Items from a dataset
####################

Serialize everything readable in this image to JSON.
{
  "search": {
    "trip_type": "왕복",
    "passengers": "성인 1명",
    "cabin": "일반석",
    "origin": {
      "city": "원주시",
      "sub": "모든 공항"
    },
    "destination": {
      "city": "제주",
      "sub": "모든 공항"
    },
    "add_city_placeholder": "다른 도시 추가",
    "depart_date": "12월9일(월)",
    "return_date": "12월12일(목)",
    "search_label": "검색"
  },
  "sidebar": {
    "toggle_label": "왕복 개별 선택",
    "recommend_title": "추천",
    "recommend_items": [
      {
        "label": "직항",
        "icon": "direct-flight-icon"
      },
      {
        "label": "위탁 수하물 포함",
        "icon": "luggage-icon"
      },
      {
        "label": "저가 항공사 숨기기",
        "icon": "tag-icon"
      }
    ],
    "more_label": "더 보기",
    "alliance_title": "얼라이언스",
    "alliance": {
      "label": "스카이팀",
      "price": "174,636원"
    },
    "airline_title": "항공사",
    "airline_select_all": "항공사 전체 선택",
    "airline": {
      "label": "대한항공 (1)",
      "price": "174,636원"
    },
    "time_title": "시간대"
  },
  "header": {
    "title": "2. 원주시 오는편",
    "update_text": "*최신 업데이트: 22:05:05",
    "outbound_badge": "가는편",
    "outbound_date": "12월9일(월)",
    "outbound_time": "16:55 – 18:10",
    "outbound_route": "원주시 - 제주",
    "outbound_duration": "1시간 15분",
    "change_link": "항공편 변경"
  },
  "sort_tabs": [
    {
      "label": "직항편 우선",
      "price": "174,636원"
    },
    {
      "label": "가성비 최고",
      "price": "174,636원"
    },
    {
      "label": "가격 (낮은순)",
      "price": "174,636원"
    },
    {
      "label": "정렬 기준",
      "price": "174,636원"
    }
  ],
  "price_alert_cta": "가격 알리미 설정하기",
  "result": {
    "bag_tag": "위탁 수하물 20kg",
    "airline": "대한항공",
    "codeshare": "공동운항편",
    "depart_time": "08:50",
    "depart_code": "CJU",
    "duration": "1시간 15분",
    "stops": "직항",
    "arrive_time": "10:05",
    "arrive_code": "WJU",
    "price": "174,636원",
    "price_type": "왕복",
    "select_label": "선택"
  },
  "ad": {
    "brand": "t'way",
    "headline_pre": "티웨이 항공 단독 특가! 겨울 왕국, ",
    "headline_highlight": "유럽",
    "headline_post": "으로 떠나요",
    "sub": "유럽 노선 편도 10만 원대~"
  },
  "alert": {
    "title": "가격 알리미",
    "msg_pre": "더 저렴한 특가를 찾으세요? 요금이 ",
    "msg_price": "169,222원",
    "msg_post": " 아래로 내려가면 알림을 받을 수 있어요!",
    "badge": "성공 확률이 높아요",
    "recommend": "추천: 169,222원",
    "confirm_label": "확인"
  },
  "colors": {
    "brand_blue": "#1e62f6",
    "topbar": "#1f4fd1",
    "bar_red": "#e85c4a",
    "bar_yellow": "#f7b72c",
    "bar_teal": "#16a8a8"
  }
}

####################

YOUR INSTRUCTIONS >> Every line above needs to be retyped exactly.

CORRECT ANSWER >>
Serialize everything readable in this image to JSON.
{
  "search": {
    "trip_type": "왕복",
    "passengers": "성인 1명",
    "cabin": "일반석",
    "origin": {
      "city": "원주시",
      "sub": "모든 공항"
    },
    "destination": {
      "city": "제주",
      "sub": "모든 공항"
    },
    "add_city_placeholder": "다른 도시 추가",
    "depart_date": "12월9일(월)",
    "return_date": "12월12일(목)",
    "search_label": "검색"
  },
  "sidebar": {
    "toggle_label": "왕복 개별 선택",
    "recommend_title": "추천",
    "recommend_items": [
      {
        "label": "직항",
        "icon": "direct-flight-icon"
      },
      {
        "label": "위탁 수하물 포함",
        "icon": "luggage-icon"
      },
      {
        "label": "저가 항공사 숨기기",
        "icon": "tag-icon"
      }
    ],
    "more_label": "더 보기",
    "alliance_title": "얼라이언스",
    "alliance": {
      "label": "스카이팀",
      "price": "174,636원"
    },
    "airline_title": "항공사",
    "airline_select_all": "항공사 전체 선택",
    "airline": {
      "label": "대한항공 (1)",
      "price": "174,636원"
    },
    "time_title": "시간대"
  },
  "header": {
    "title": "2. 원주시 오는편",
    "update_text": "*최신 업데이트: 22:05:05",
    "outbound_badge": "가는편",
    "outbound_date": "12월9일(월)",
    "outbound_time": "16:55 – 18:10",
    "outbound_route": "원주시 - 제주",
    "outbound_duration": "1시간 15분",
    "change_link": "항공편 변경"
  },
  "sort_tabs": [
    {
      "label": "직항편 우선",
      "price": "174,636원"
    },
    {
      "label": "가성비 최고",
      "price": "174,636원"
    },
    {
      "label": "가격 (낮은순)",
      "price": "174,636원"
    },
    {
      "label": "정렬 기준",
      "price": "174,636원"
    }
  ],
  "price_alert_cta": "가격 알리미 설정하기",
  "result": {
    "bag_tag": "위탁 수하물 20kg",
    "airline": "대한항공",
    "codeshare": "공동운항편",
    "depart_time": "08:50",
    "depart_code": "CJU",
    "duration": "1시간 15분",
    "stops": "직항",
    "arrive_time": "10:05",
    "arrive_code": "WJU",
    "price": "174,636원",
    "price_type": "왕복",
    "select_label": "선택"
  },
  "ad": {
    "brand": "t'way",
    "headline_pre": "티웨이 항공 단독 특가! 겨울 왕국, ",
    "headline_highlight": "유럽",
    "headline_post": "으로 떠나요",
    "sub": "유럽 노선 편도 10만 원대~"
  },
  "alert": {
    "title": "가격 알리미",
    "msg_pre": "더 저렴한 특가를 찾으세요? 요금이 ",
    "msg_price": "169,222원",
    "msg_post": " 아래로 내려가면 알림을 받을 수 있어요!",
    "badge": "성공 확률이 높아요",
    "recommend": "추천: 169,222원",
    "confirm_label": "확인"
  },
  "colors": {
    "brand_blue": "#1e62f6",
    "topbar": "#1f4fd1",
    "bar_red": "#e85c4a",
    "bar_yellow": "#f7b72c",
    "bar_teal": "#16a8a8"
  }
}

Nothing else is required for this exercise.